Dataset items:
========================================

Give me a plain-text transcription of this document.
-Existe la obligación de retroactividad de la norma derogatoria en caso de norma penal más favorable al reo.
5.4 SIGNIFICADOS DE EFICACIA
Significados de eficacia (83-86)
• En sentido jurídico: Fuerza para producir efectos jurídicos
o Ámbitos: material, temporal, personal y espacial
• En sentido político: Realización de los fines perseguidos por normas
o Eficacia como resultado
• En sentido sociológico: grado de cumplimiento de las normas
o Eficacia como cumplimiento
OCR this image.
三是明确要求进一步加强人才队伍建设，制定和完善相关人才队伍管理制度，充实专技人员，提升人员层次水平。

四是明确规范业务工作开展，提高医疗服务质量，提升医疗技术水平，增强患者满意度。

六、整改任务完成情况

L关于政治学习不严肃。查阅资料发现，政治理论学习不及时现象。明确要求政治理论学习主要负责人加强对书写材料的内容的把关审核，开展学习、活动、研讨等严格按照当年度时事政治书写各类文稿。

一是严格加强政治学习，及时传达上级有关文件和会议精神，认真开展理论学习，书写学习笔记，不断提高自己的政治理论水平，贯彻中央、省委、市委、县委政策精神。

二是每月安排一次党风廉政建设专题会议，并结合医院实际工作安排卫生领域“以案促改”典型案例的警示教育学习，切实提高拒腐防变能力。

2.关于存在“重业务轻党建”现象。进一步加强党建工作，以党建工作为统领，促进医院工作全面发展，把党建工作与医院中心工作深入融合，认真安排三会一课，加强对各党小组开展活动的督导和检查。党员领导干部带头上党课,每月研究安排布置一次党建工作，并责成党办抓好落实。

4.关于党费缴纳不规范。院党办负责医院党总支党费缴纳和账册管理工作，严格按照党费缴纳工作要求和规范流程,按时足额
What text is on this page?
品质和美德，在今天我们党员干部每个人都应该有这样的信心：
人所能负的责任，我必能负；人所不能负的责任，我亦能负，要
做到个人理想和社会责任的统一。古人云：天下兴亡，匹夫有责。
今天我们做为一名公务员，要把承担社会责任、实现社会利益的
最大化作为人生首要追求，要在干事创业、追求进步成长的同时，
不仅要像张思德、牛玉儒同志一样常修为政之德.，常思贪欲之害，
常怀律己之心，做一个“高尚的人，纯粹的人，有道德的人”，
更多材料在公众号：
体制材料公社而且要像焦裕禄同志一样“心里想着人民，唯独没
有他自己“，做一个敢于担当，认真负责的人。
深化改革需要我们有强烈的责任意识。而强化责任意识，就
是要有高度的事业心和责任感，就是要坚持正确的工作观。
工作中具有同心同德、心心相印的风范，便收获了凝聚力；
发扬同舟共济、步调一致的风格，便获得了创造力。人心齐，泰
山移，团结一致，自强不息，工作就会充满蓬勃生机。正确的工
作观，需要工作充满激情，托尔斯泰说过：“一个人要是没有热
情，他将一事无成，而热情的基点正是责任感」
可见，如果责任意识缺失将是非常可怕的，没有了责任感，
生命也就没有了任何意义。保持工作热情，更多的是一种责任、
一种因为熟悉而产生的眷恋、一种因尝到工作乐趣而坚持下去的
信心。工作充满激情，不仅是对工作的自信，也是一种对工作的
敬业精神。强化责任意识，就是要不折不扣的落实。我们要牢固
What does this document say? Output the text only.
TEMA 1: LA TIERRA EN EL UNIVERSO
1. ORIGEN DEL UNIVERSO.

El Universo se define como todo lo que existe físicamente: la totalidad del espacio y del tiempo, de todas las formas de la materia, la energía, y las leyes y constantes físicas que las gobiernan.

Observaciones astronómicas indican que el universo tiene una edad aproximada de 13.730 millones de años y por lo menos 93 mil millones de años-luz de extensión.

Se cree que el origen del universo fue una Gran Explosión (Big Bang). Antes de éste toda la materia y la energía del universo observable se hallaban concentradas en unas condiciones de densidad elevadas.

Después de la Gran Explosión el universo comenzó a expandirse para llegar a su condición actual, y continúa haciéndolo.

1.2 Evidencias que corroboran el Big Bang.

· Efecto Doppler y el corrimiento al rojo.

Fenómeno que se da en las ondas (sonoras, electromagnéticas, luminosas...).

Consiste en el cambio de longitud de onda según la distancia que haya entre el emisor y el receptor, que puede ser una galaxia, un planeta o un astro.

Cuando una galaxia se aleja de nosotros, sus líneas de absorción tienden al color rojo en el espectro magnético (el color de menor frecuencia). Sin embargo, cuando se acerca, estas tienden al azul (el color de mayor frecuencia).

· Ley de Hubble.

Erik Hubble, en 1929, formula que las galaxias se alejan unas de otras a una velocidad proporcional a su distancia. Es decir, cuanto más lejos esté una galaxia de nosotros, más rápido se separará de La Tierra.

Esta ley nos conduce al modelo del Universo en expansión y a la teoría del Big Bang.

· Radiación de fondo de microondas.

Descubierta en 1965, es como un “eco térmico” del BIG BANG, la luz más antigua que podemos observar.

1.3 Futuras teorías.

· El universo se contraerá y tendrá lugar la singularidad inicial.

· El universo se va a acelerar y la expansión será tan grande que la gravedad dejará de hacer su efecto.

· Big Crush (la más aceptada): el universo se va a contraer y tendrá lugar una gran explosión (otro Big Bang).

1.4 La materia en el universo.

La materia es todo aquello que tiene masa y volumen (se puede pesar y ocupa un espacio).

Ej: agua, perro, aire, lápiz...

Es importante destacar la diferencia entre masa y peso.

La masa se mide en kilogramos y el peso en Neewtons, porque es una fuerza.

========================================

• **EXERCISE BRIEF**: Say how many lines contain "document", and give nothing but that number.

• **TASK RESPONSE**: 2